**GIVEN REQUEST:** Using the data below, copy each line that includes the word "предусмотренных".

Records from a data source

----

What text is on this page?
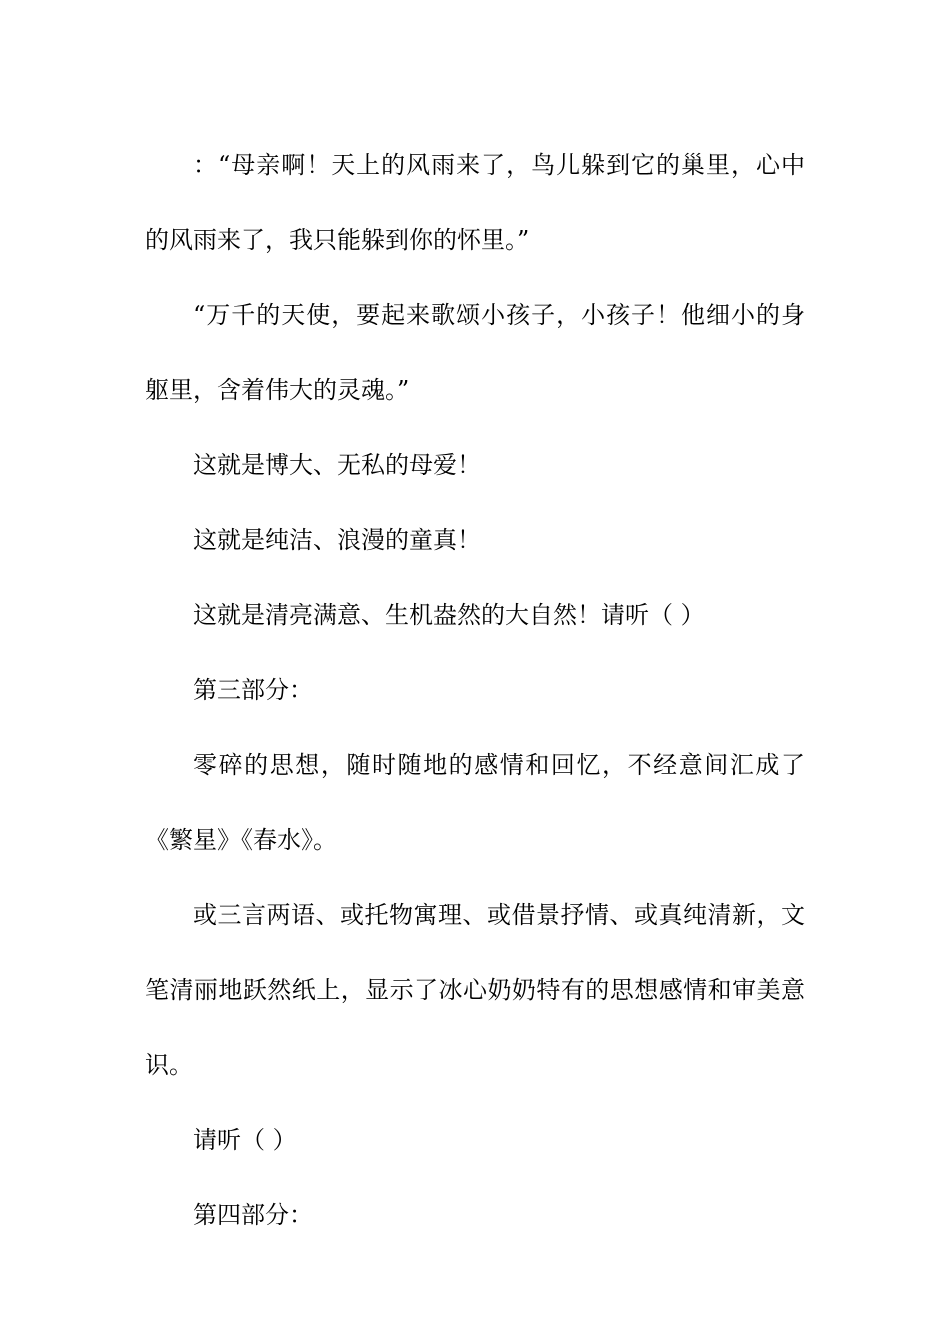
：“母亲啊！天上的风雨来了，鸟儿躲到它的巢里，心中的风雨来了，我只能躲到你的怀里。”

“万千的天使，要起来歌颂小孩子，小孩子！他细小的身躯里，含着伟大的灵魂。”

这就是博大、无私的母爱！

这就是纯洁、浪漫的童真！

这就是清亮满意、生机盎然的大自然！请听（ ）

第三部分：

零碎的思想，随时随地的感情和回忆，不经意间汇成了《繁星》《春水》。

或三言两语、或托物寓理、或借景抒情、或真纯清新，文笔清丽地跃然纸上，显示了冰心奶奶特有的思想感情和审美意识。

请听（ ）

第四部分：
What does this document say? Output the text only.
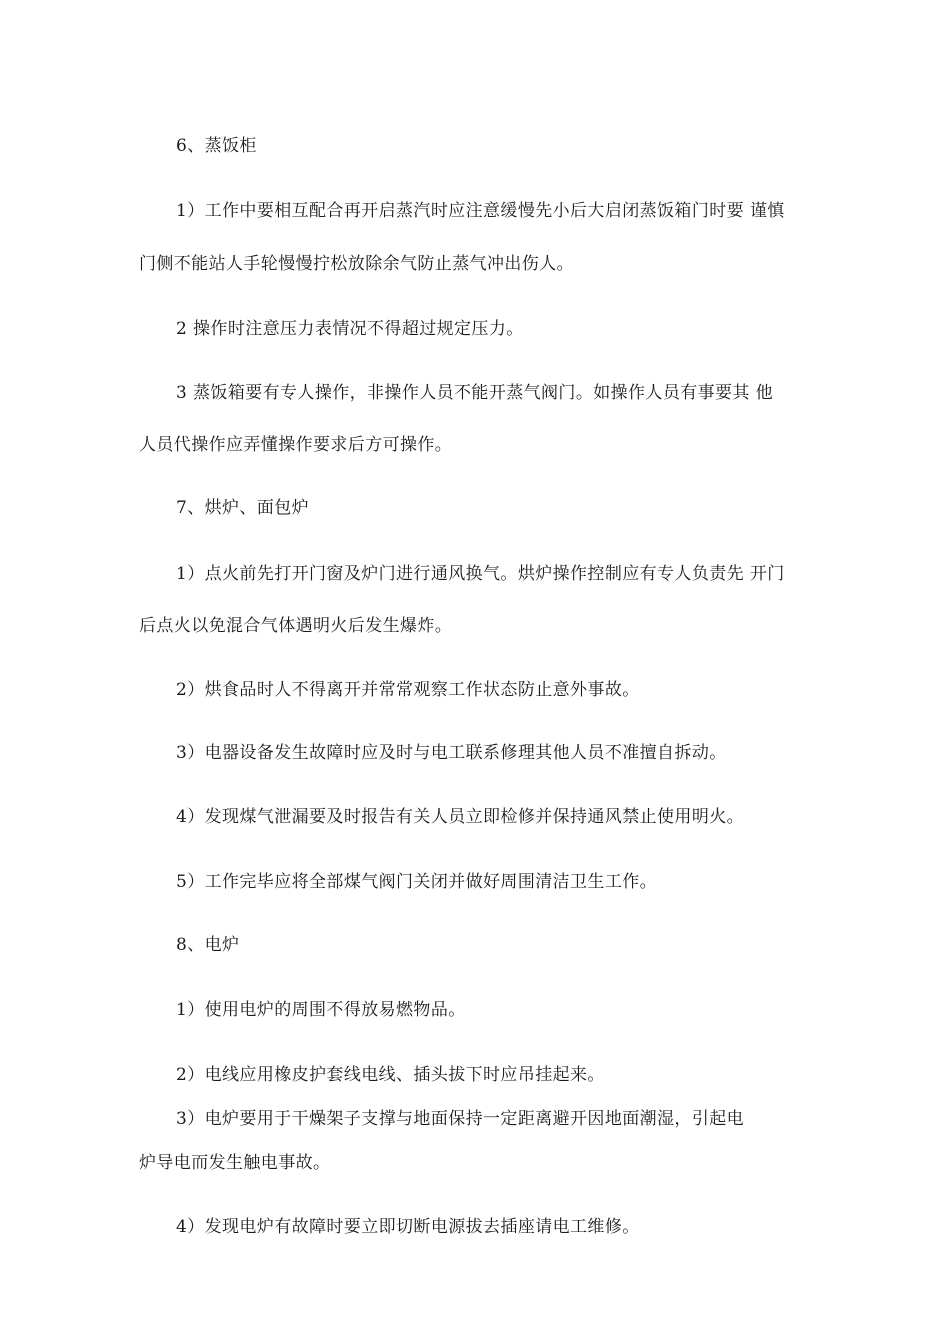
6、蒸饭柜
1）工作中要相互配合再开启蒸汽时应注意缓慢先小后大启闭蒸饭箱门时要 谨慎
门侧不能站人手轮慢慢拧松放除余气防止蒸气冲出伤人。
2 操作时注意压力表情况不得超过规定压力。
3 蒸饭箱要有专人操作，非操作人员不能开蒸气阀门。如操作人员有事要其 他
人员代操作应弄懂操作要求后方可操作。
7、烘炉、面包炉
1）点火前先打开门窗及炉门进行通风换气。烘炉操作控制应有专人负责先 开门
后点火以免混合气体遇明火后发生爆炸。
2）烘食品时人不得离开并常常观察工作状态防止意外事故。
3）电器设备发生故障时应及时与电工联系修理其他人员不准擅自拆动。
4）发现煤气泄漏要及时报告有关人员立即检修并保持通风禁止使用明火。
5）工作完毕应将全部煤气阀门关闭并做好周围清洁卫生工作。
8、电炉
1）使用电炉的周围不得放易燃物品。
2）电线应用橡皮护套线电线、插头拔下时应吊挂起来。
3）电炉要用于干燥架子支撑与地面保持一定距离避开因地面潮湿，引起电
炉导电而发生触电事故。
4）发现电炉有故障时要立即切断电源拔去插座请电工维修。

----

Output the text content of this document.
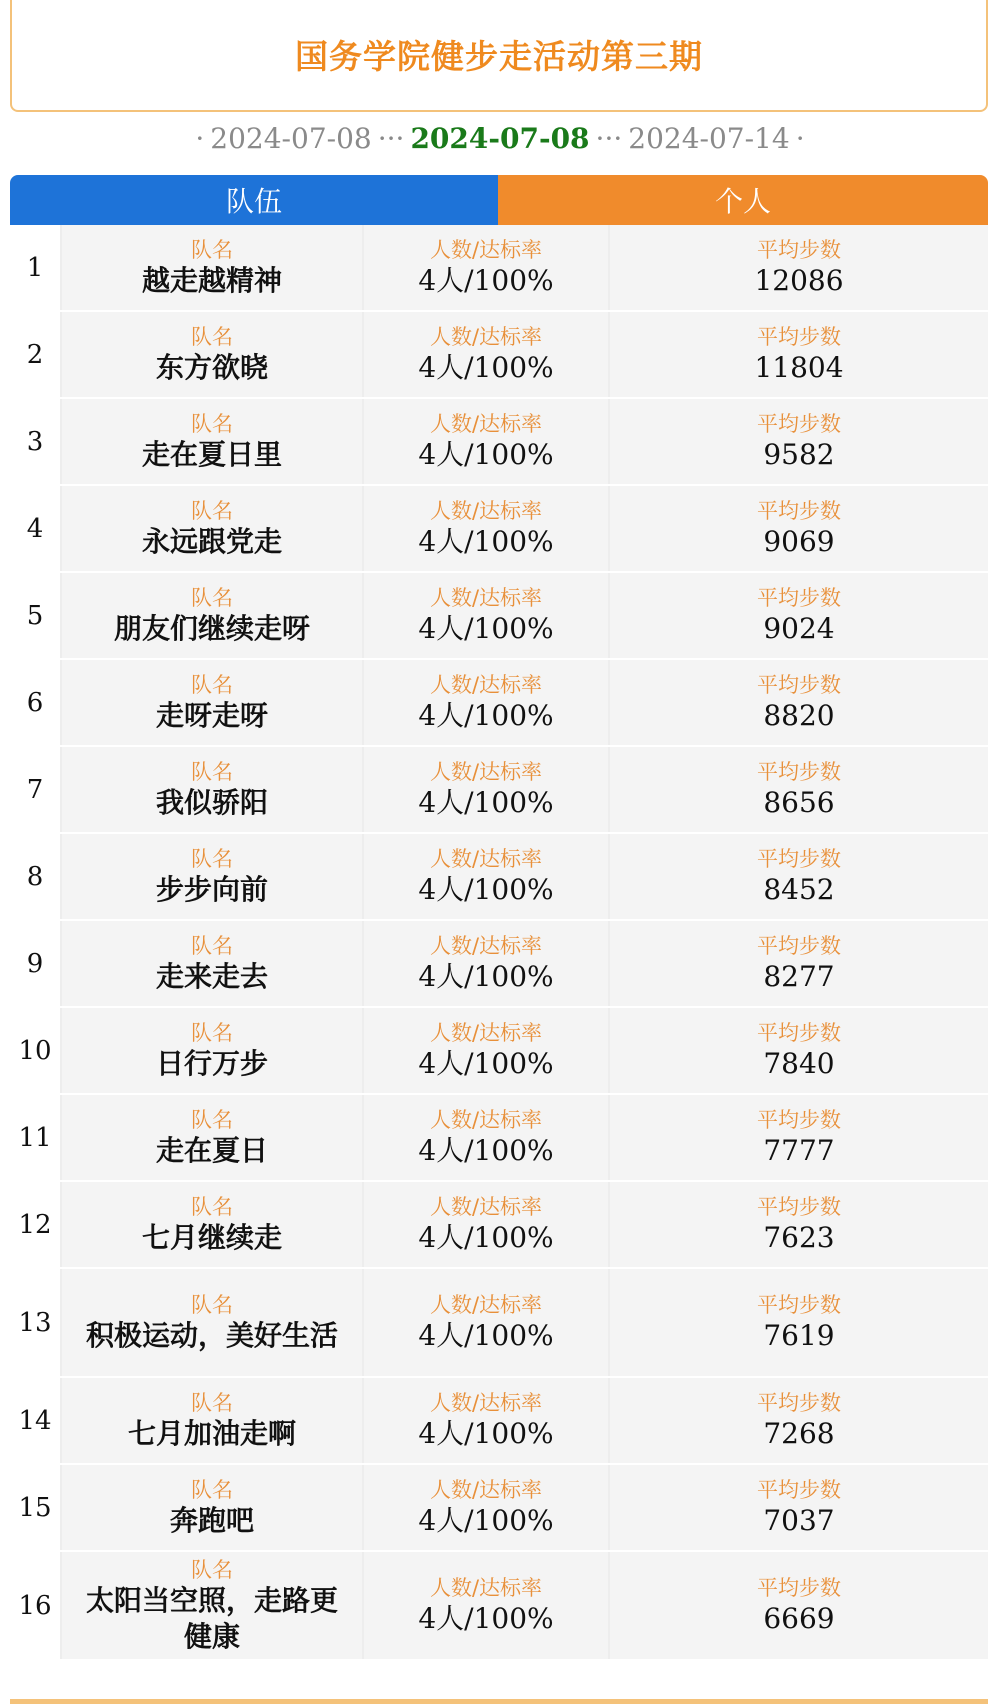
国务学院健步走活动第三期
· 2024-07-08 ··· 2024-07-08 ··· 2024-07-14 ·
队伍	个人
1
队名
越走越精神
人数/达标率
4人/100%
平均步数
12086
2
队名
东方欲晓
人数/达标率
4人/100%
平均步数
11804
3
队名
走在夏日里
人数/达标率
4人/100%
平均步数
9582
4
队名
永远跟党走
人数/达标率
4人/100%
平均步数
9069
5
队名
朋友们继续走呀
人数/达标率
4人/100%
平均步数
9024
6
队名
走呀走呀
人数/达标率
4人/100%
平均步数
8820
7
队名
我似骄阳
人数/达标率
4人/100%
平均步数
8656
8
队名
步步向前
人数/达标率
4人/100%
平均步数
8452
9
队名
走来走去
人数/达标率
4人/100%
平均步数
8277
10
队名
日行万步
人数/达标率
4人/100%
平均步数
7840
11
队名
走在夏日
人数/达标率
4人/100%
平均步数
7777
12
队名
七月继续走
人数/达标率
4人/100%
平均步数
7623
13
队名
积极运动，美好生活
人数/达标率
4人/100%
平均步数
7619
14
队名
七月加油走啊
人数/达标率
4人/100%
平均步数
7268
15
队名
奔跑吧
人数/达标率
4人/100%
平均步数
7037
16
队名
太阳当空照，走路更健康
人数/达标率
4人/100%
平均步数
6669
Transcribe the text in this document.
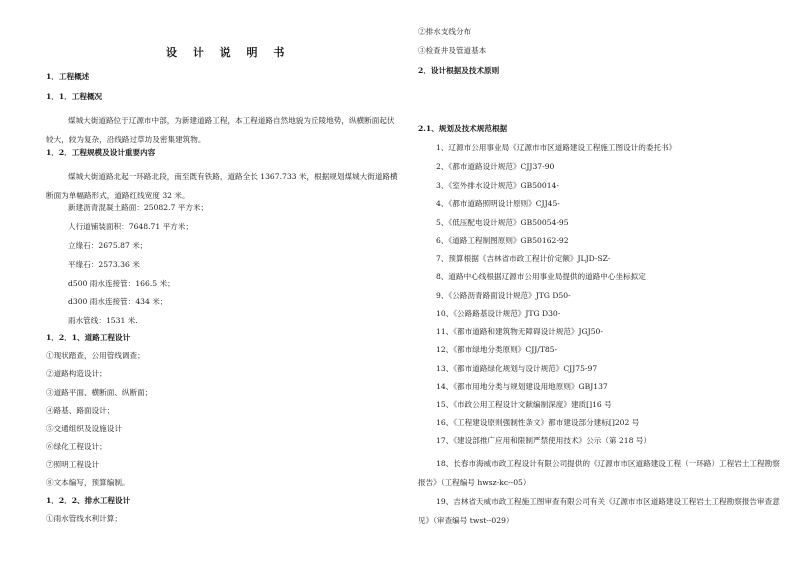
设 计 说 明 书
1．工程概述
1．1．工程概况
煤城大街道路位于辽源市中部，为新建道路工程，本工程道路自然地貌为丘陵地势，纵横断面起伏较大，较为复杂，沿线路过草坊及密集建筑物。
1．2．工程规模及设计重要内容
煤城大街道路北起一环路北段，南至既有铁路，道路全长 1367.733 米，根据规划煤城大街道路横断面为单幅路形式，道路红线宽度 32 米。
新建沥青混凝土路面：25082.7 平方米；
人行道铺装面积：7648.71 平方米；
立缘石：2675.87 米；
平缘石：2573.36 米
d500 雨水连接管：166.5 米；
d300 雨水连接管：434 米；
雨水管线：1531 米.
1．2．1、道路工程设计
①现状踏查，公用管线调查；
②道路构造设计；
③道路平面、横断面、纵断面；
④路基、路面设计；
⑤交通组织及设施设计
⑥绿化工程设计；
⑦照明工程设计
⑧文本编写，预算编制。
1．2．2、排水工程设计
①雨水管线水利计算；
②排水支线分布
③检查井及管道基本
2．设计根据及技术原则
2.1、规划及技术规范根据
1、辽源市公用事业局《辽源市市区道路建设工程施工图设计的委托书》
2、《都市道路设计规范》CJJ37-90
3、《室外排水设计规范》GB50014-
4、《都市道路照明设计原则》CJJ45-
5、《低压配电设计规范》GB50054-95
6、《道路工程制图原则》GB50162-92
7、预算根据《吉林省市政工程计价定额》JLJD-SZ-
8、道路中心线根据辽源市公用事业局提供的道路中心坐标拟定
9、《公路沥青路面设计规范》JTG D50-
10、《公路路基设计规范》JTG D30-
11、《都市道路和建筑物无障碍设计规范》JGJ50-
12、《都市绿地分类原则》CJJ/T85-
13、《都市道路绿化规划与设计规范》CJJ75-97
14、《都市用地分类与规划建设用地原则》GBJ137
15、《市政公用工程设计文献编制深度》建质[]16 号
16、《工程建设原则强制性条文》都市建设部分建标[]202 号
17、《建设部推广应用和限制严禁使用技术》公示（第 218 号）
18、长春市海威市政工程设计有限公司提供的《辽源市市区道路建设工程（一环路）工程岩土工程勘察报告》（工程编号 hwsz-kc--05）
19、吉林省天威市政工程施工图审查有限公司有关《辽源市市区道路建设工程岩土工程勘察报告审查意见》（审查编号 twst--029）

----

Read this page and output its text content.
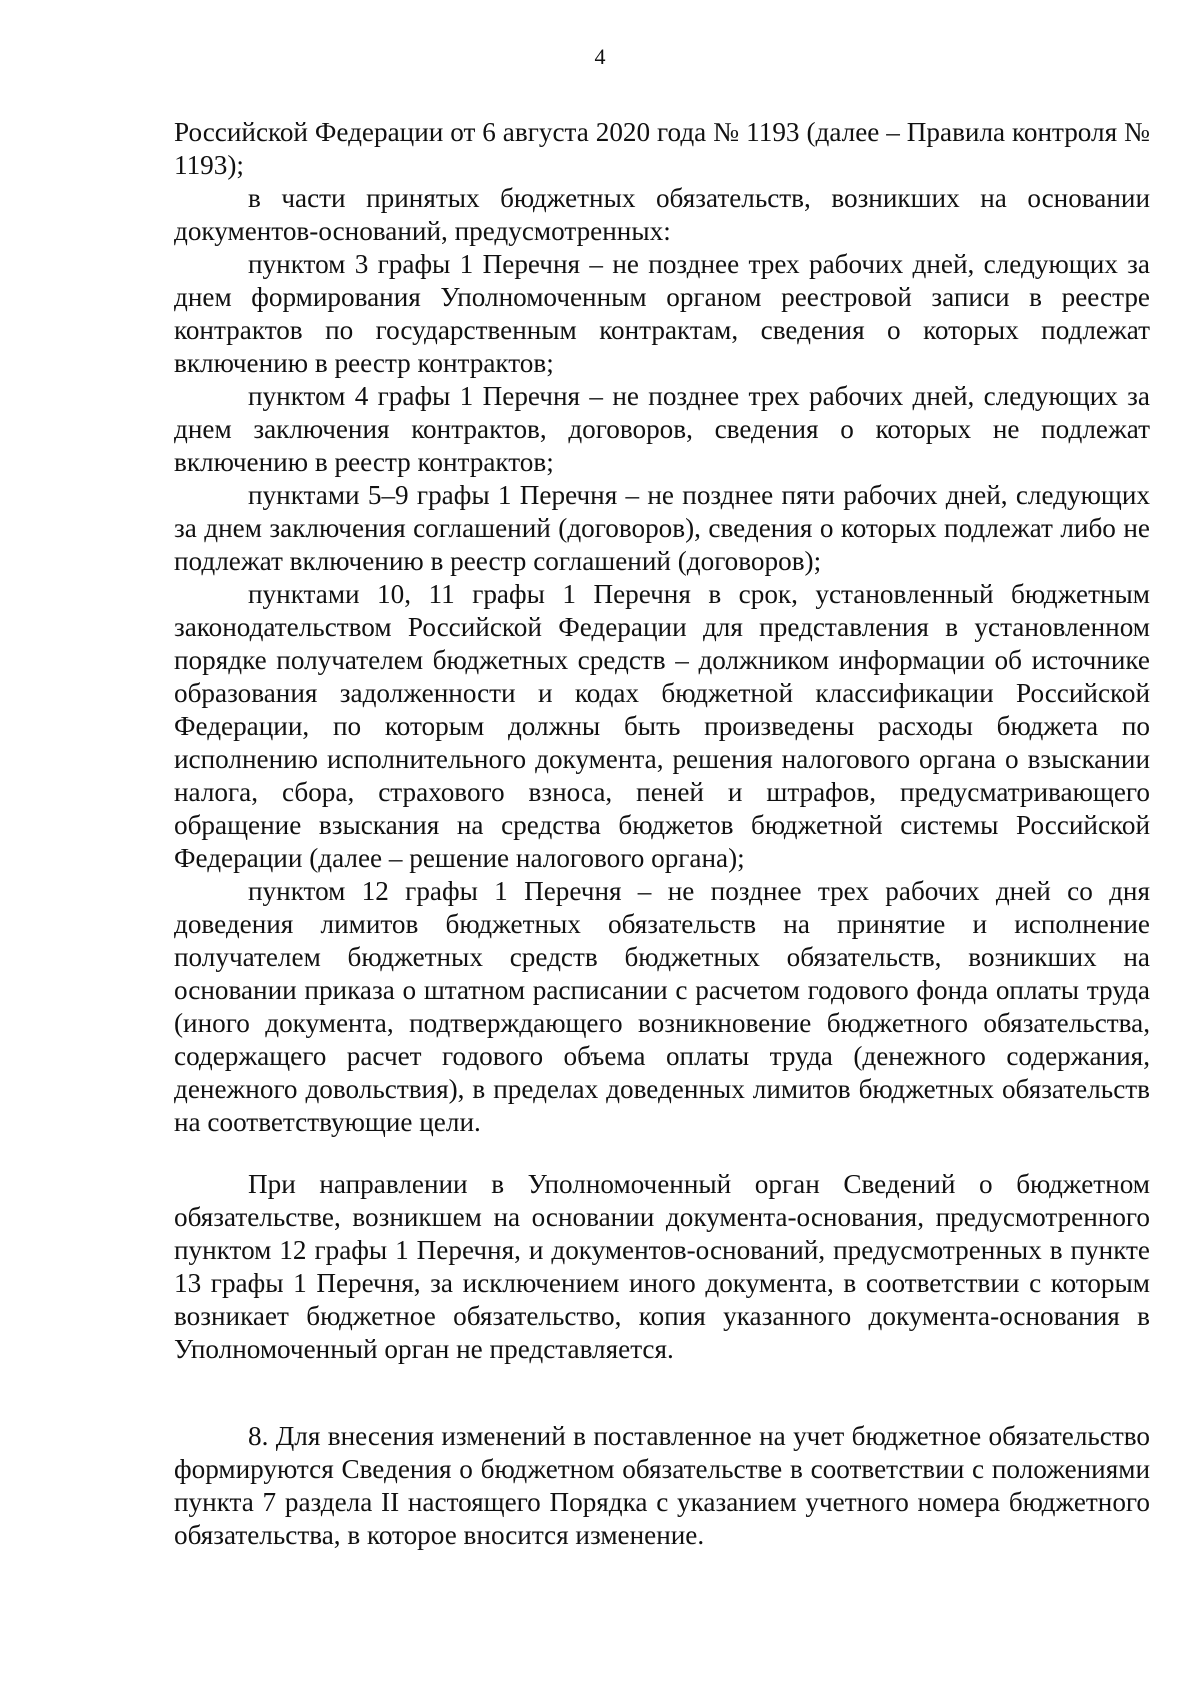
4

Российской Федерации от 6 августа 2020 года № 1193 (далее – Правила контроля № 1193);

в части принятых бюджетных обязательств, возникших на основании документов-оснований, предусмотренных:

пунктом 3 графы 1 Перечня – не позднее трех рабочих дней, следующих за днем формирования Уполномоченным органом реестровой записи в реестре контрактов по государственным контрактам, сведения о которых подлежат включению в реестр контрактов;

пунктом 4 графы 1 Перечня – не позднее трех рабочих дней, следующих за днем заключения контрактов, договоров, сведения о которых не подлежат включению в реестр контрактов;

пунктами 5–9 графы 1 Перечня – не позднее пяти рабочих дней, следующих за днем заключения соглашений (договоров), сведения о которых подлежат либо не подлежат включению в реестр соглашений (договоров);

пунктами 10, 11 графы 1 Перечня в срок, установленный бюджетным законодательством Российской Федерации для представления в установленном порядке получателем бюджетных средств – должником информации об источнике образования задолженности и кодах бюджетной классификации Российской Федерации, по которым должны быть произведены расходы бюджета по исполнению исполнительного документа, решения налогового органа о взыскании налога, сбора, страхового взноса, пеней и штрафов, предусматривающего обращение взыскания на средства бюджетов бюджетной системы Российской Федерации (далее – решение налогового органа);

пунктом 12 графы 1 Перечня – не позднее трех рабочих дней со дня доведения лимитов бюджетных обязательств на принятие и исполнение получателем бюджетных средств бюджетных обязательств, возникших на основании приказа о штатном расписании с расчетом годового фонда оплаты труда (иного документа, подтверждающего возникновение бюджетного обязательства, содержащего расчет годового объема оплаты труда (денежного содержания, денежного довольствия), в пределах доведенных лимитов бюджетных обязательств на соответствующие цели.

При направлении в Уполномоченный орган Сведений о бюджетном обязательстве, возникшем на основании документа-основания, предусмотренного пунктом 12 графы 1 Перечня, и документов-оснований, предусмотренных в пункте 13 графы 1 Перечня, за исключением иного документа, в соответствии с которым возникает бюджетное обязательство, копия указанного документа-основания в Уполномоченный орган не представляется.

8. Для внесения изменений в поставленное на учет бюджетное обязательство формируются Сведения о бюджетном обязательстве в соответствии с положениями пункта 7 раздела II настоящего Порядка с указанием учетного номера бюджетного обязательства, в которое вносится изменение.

----

**THE REPLY:**
в части принятых бюджетных обязательств, возникших на основании документов-оснований, предусмотренных:
При направлении в Уполномоченный орган Сведений о бюджетном обязательстве, возникшем на основании документа-основания, предусмотренного пунктом 12 графы 1 Перечня, и документов-оснований, предусмотренных в пункте 13 графы 1 Перечня, за исключением иного документа, в соответствии с которым возникает бюджетное обязательство, копия указанного документа-основания в Уполномоченный орган не представляется.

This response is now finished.